§ Task requirements
Every record below should be printed exactly as given.

§ Source material
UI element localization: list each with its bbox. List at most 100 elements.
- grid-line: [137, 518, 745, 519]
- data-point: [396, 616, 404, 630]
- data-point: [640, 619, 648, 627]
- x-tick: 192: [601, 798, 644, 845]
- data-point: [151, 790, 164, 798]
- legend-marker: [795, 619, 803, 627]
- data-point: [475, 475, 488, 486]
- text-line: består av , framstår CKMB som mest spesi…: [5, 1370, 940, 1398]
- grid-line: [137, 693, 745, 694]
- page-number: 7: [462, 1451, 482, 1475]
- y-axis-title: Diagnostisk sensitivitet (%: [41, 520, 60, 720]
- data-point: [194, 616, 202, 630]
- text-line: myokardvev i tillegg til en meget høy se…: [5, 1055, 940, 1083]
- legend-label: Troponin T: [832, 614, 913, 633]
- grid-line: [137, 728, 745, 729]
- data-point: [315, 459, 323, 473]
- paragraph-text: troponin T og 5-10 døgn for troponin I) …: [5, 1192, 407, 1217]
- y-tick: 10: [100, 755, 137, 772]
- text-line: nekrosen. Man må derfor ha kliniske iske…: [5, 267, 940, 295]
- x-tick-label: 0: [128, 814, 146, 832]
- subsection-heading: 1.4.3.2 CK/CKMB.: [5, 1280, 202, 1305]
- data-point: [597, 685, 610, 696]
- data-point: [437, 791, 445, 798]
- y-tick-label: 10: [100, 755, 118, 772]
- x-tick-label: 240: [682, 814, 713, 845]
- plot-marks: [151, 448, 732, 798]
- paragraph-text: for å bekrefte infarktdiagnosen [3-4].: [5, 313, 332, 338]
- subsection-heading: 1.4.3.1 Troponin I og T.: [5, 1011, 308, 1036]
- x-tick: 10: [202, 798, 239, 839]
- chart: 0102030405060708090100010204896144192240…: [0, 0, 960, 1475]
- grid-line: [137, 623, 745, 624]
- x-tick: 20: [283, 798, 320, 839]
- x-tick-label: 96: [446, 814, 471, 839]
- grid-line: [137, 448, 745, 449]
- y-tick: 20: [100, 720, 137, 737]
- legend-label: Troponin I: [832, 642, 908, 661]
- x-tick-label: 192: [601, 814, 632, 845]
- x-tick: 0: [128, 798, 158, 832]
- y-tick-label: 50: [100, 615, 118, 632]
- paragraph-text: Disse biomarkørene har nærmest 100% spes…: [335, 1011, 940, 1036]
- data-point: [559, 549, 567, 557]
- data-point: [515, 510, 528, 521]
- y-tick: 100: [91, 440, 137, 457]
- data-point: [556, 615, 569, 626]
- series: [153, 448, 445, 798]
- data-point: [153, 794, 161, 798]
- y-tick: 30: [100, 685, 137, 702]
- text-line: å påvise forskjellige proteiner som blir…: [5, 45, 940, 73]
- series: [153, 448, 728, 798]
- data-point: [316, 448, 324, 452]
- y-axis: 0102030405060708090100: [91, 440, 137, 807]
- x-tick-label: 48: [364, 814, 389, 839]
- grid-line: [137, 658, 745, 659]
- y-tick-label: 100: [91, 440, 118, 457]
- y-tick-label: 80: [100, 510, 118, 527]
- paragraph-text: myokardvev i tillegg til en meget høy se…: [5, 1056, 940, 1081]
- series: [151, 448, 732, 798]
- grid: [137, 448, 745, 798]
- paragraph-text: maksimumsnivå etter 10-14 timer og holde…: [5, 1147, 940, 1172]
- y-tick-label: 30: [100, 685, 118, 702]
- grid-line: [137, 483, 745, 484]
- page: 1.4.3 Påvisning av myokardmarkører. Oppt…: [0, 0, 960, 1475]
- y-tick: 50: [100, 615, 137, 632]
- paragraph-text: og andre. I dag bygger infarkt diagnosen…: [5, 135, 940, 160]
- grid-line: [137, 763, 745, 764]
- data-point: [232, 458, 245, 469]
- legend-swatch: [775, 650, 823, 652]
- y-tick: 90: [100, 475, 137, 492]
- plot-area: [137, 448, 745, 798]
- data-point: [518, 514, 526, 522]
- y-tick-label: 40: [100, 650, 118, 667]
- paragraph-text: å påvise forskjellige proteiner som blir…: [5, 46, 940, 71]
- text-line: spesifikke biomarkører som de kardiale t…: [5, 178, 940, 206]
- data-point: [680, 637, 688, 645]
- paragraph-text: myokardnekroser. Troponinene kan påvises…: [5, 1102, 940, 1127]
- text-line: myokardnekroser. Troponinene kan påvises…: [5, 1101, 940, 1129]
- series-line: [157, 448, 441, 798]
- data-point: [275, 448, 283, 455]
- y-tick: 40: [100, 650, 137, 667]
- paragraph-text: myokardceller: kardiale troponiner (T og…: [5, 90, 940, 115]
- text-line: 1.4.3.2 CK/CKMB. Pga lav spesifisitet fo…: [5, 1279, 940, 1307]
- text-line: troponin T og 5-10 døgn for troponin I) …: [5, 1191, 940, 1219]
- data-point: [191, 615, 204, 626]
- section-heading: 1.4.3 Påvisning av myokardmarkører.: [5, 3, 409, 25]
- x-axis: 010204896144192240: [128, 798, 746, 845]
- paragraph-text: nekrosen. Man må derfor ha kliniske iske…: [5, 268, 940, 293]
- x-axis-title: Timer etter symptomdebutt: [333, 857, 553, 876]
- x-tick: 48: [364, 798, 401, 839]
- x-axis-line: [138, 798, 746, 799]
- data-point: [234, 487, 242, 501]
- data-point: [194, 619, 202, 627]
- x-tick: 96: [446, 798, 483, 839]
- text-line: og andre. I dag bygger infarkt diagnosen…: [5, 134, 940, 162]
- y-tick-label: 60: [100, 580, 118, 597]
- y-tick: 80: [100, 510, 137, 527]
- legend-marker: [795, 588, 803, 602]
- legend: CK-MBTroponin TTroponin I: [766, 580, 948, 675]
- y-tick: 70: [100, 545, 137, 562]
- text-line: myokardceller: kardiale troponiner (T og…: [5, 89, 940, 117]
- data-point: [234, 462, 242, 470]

§ Answer space
UI element localization: list each with its bbox. List at most 100 elements.
- grid-line: [137, 518, 745, 519]
- data-point: [396, 616, 404, 630]
- data-point: [640, 619, 648, 627]
- x-tick: 192: [601, 798, 644, 845]
- data-point: [151, 790, 164, 798]
- legend-marker: [795, 619, 803, 627]
- data-point: [475, 475, 488, 486]
- text-line: består av , framstår CKMB som mest spesi…: [5, 1370, 940, 1398]
- grid-line: [137, 693, 745, 694]
- page-number: 7: [462, 1451, 482, 1475]
- y-axis-title: Diagnostisk sensitivitet (%: [41, 520, 60, 720]
- data-point: [194, 616, 202, 630]
- text-line: myokardvev i tillegg til en meget høy se…: [5, 1055, 940, 1083]
- legend-label: Troponin T: [832, 614, 913, 633]
- grid-line: [137, 728, 745, 729]
- data-point: [315, 459, 323, 473]
- paragraph-text: troponin T og 5-10 døgn for troponin I) …: [5, 1192, 407, 1217]
- y-tick: 10: [100, 755, 137, 772]
- text-line: nekrosen. Man må derfor ha kliniske iske…: [5, 267, 940, 295]
- x-tick-label: 0: [128, 814, 146, 832]
- subsection-heading: 1.4.3.2 CK/CKMB.: [5, 1280, 202, 1305]
- data-point: [597, 685, 610, 696]
- data-point: [437, 791, 445, 798]
- y-tick-label: 10: [100, 755, 118, 772]
- x-tick-label: 240: [682, 814, 713, 845]
- plot-marks: [151, 448, 732, 798]
- paragraph-text: for å bekrefte infarktdiagnosen [3-4].: [5, 313, 332, 338]
- subsection-heading: 1.4.3.1 Troponin I og T.: [5, 1011, 308, 1036]
- x-tick: 10: [202, 798, 239, 839]
- chart: 0102030405060708090100010204896144192240…: [0, 0, 960, 1475]
- grid-line: [137, 623, 745, 624]
- x-tick: 20: [283, 798, 320, 839]
- x-tick-label: 96: [446, 814, 471, 839]
- grid-line: [137, 448, 745, 449]
- y-tick: 20: [100, 720, 137, 737]
- legend-label: Troponin I: [832, 642, 908, 661]
- x-tick-label: 192: [601, 814, 632, 845]
- x-tick: 0: [128, 798, 158, 832]
- y-tick-label: 50: [100, 615, 118, 632]
- paragraph-text: Disse biomarkørene har nærmest 100% spes…: [335, 1011, 940, 1036]
- data-point: [559, 549, 567, 557]
- data-point: [515, 510, 528, 521]
- y-tick: 100: [91, 440, 137, 457]
- data-point: [556, 615, 569, 626]
- series: [153, 448, 445, 798]
- data-point: [153, 794, 161, 798]
- y-tick: 30: [100, 685, 137, 702]
- text-line: å påvise forskjellige proteiner som blir…: [5, 45, 940, 73]
- series: [153, 448, 728, 798]
- data-point: [316, 448, 324, 452]
- y-axis: 0102030405060708090100: [91, 440, 137, 807]
- x-tick-label: 48: [364, 814, 389, 839]
- grid-line: [137, 658, 745, 659]
- y-tick-label: 100: [91, 440, 118, 457]
- y-tick-label: 80: [100, 510, 118, 527]
- paragraph-text: myokardvev i tillegg til en meget høy se…: [5, 1056, 940, 1081]
- series: [151, 448, 732, 798]
- grid: [137, 448, 745, 798]
- paragraph-text: maksimumsnivå etter 10-14 timer og holde…: [5, 1147, 940, 1172]
- y-tick-label: 30: [100, 685, 118, 702]
- grid-line: [137, 483, 745, 484]
- page: 1.4.3 Påvisning av myokardmarkører. Oppt…: [0, 0, 960, 1475]
- y-tick: 50: [100, 615, 137, 632]
- paragraph-text: og andre. I dag bygger infarkt diagnosen…: [5, 135, 940, 160]
- grid-line: [137, 763, 745, 764]
- data-point: [232, 458, 245, 469]
- legend-swatch: [775, 650, 823, 652]
- y-tick: 90: [100, 475, 137, 492]
- plot-area: [137, 448, 745, 798]
- data-point: [518, 514, 526, 522]
- y-tick-label: 40: [100, 650, 118, 667]
- paragraph-text: å påvise forskjellige proteiner som blir…: [5, 46, 940, 71]
- text-line: spesifikke biomarkører som de kardiale t…: [5, 178, 940, 206]
- data-point: [680, 637, 688, 645]
- paragraph-text: myokardnekroser. Troponinene kan påvises…: [5, 1102, 940, 1127]
- text-line: myokardnekroser. Troponinene kan påvises…: [5, 1101, 940, 1129]
- series-line: [157, 448, 441, 798]
- data-point: [275, 448, 283, 455]
- y-tick: 40: [100, 650, 137, 667]
- paragraph-text: myokardceller: kardiale troponiner (T og…: [5, 90, 940, 115]
- text-line: 1.4.3.2 CK/CKMB. Pga lav spesifisitet fo…: [5, 1279, 940, 1307]
- text-line: troponin T og 5-10 døgn for troponin I) …: [5, 1191, 940, 1219]
- data-point: [191, 615, 204, 626]
- section-heading: 1.4.3 Påvisning av myokardmarkører.: [5, 3, 409, 25]
- x-axis: 010204896144192240: [128, 798, 746, 845]
- paragraph-text: nekrosen. Man må derfor ha kliniske iske…: [5, 268, 940, 293]
- x-axis-title: Timer etter symptomdebutt: [333, 857, 553, 876]
- x-tick: 48: [364, 798, 401, 839]
- x-axis-line: [138, 798, 746, 799]
- data-point: [234, 487, 242, 501]
- data-point: [194, 619, 202, 627]
- x-tick: 96: [446, 798, 483, 839]
- text-line: og andre. I dag bygger infarkt diagnosen…: [5, 134, 940, 162]
- y-tick-label: 60: [100, 580, 118, 597]
- y-tick: 80: [100, 510, 137, 527]
- legend-marker: [795, 588, 803, 602]
- legend: CK-MBTroponin TTroponin I: [766, 580, 948, 675]
- y-tick: 70: [100, 545, 137, 562]
- text-line: myokardceller: kardiale troponiner (T og…: [5, 89, 940, 117]
- data-point: [234, 462, 242, 470]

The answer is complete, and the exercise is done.